FRAGMENTO DEL DOCUMENTO:
◇ ◇ ◇

Venezuela, desde el siglo XVI hasta comienzos del siglo XX, era como cuatro países, territorios con escasa comunicación y en pugna. Roturados al interior de sus regiones, donde las ciudades y las comunidades eran más endebles que los papagayos. Se pueden recorrer los siglos, navegar en el tiempo, en cualquier sentido, viajando por el país. Nada permanece, tal vez, la indiferencia. Quizás el adjetivo más adecuado, porque resume la configuración de todas las prácticas sociales, económicas, jurídicas, religiosas, políticas, fue el que le colocó Adriano González León, País portátil. ¿Historia de la comunidad? “La separación nos pertenece”.
En unos versos del poema 19, dice Cadenas: “¿Pero a quién persigue el perseguidor? Si donde yo estoy no hay nadie, un proyecto que no tiene proyectos. Me estrujo, me lleno de saliva de tiempo y no encuentro historia. Ninguna marca, ningún hito, ninguna celebración…” (1977/2011, pág. 59). El proyecto cultural es sin proyectos, la contingencia, el azar, como polifonía. ¿Cómo encontrar la historia, si el olvido es lo constitutivo? Tanto que ni el color de la piel permanece. Hasta los comienzos del siglo XIX, en Venezuela era posible cambiarse el color sin ser Michael Jackson. La piel se difuminaba. El deseo de blanquearse fue una práctica jurídica. Eran un derecho de los pardos que tuviesen una cuarta o quinta parte de raza india. Esas prácticas están en nuestra arqueología de la subjetividad, nos constituyen, para bien y para mal. El olvidarse, el no encontrar ninguna huella del pasado que se odia, parece una marca del destino, para desear ser lo que no se es, “Repetirse, repetirse, repetirse, y vivir ¿dónde es?” (Cadenas, 1977/2011, pág. 67). No nos encontramos.
La prédica, como medicina sustancial, desapareció en el desierto. Aquella, la de Simón Rodríguez: “(…) Lo primero que hay que enseñar en la primera escuela es a convivir el blanco, el negro y el indio, a partir del trabajo…”. En otras palabras, el hacer en común como el mayor aprendizaje; la experiencia de la construcción colectiva como el cimiento de la República, entre distintos, se difuminó como un parto no deseado, hace siglos. Porque en el hotel, lo importante era la lotería. Fue así que los colores de la piel, al pasar de los años, se transfiguraron, dependiendo del clima, de los humores, de los rencores, aleatoriamente, en colores políticos movidos por el deseo de blanquearse. Imagen que alude al deseo de ser lo que no se es; negando lo que se es, odiándolo y olvidando lo que se era, como práctica en la vida ordinaria.

◇ ◇ ◇

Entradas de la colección
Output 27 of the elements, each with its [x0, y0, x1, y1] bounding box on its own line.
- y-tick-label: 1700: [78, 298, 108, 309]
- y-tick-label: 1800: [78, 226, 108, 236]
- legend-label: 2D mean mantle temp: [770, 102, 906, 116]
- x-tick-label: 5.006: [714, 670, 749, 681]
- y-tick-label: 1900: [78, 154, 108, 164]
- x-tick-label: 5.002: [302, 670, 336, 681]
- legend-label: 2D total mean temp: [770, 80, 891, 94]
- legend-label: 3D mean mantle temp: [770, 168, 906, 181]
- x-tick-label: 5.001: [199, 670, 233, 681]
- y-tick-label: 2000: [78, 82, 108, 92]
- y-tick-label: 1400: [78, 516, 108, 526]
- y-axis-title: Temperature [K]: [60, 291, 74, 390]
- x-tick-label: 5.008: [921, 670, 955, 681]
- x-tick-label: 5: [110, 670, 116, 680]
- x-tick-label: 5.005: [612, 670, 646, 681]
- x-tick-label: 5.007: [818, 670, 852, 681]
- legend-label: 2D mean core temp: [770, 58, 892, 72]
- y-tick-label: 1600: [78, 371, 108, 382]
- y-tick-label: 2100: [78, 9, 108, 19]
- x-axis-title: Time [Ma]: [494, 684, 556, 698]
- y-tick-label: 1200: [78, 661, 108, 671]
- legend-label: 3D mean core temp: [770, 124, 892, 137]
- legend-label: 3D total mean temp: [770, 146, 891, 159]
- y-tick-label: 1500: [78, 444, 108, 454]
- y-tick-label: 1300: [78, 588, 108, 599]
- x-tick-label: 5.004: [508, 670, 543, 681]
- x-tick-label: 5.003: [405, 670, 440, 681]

◇ ◇ ◇

INSTRUCCIONES DE LA TAREA:
Transcribe, por favor, tal cual aparece en el fragmento sobre Venezuela todo lo que va desde "La prédica, como" hasta "la vida ordinaria.". Apóyate solo en el fragmento sobre Venezuela.

EJERCICIO RESUELTO:
La prédica, como medicina sustancial, desapareció en el desierto. Aquella, la de Simón Rodríguez: “(…) Lo primero que hay que enseñar en la primera escuela es a convivir el blanco, el negro y el indio, a partir del trabajo…”. En otras palabras, el hacer en común como el mayor aprendizaje; la experiencia de la construcción colectiva como el cimiento de la República, entre distintos, se difuminó como un parto no deseado, hace siglos. Porque en el hotel, lo importante era la lotería. Fue así que los colores de la piel, al pasar de los años, se transfiguraron, dependiendo del clima, de los humores, de los rencores, aleatoriamente, en colores políticos movidos por el deseo de blanquearse. Imagen que alude al deseo de ser lo que no se es; negando lo que se es, odiándolo y olvidando lo que se era, como práctica en la vida ordinaria.